— START OF Records for the task —
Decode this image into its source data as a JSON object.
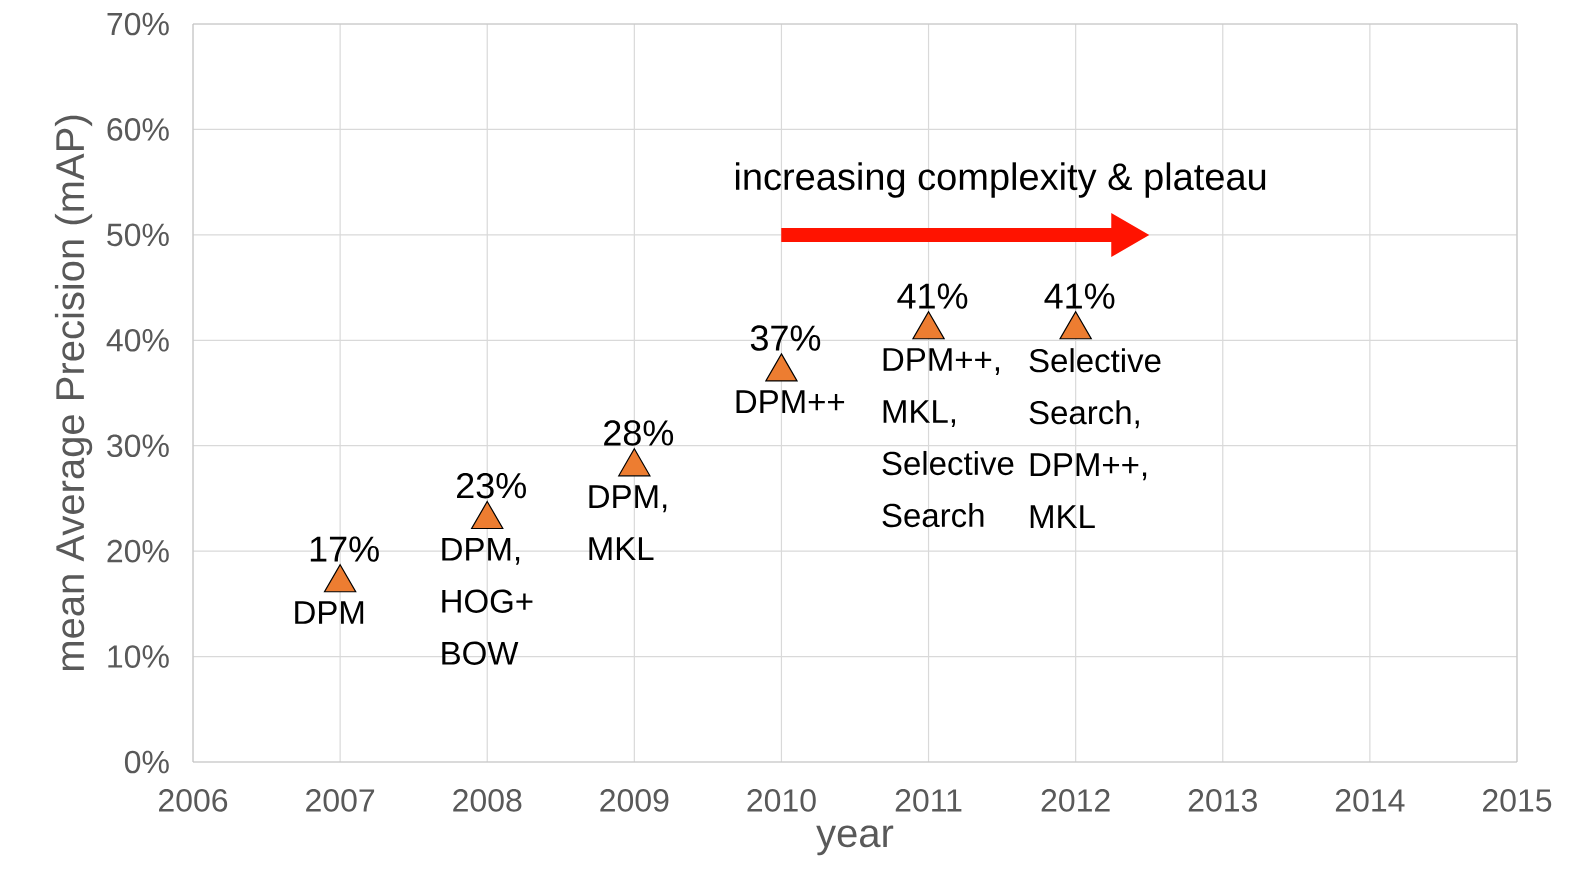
{
  "chart_data": {
    "type": "scatter",
    "xlabel": "year",
    "ylabel": "mean Average Precision (mAP)",
    "x": [
      2007,
      2008,
      2009,
      2010,
      2011,
      2012
    ],
    "values": [
      17,
      23,
      28,
      37,
      41,
      41
    ],
    "value_labels": [
      "17%",
      "23%",
      "28%",
      "37%",
      "41%",
      "41%"
    ],
    "color": "#ed7d31",
    "marker": "triangle",
    "grid": true,
    "xlim": [
      2006,
      2015
    ],
    "xticks": [
      2006,
      2007,
      2008,
      2009,
      2010,
      2011,
      2012,
      2013,
      2014,
      2015
    ],
    "ylim": [
      0,
      70
    ],
    "yticks": [
      {
        "value": 0,
        "label": "0%"
      },
      {
        "value": 10,
        "label": "10%"
      },
      {
        "value": 20,
        "label": "20%"
      },
      {
        "value": 30,
        "label": "30%"
      },
      {
        "value": 40,
        "label": "40%"
      },
      {
        "value": 50,
        "label": "50%"
      },
      {
        "value": 60,
        "label": "60%"
      },
      {
        "value": 70,
        "label": "70%"
      }
    ],
    "annotations": [
      "increasing complexity & plateau",
      {
        "text": "DPM",
        "x": 2007,
        "y": 17
      },
      {
        "text": "DPM, HOG+ BOW",
        "x": 2008,
        "y": 23
      },
      {
        "text": "DPM, MKL",
        "x": 2009,
        "y": 28
      },
      {
        "text": "DPM++",
        "x": 2010,
        "y": 37
      },
      {
        "text": "DPM++, MKL, Selective Search",
        "x": 2011,
        "y": 41
      },
      {
        "text": "Selective Search, DPM++, MKL",
        "x": 2012,
        "y": 41
      }
    ]
  }
}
— END OF Records for the task —
_What to produce:_
Go through the material above and copy each line that has the word "text".

_Task solution:_
        "text": "DPM",
        "text": "DPM, HOG+ BOW",
        "text": "DPM, MKL",
        "text": "DPM++",
        "text": "DPM++, MKL, Selective Search",
        "text": "Selective Search, DPM++, MKL",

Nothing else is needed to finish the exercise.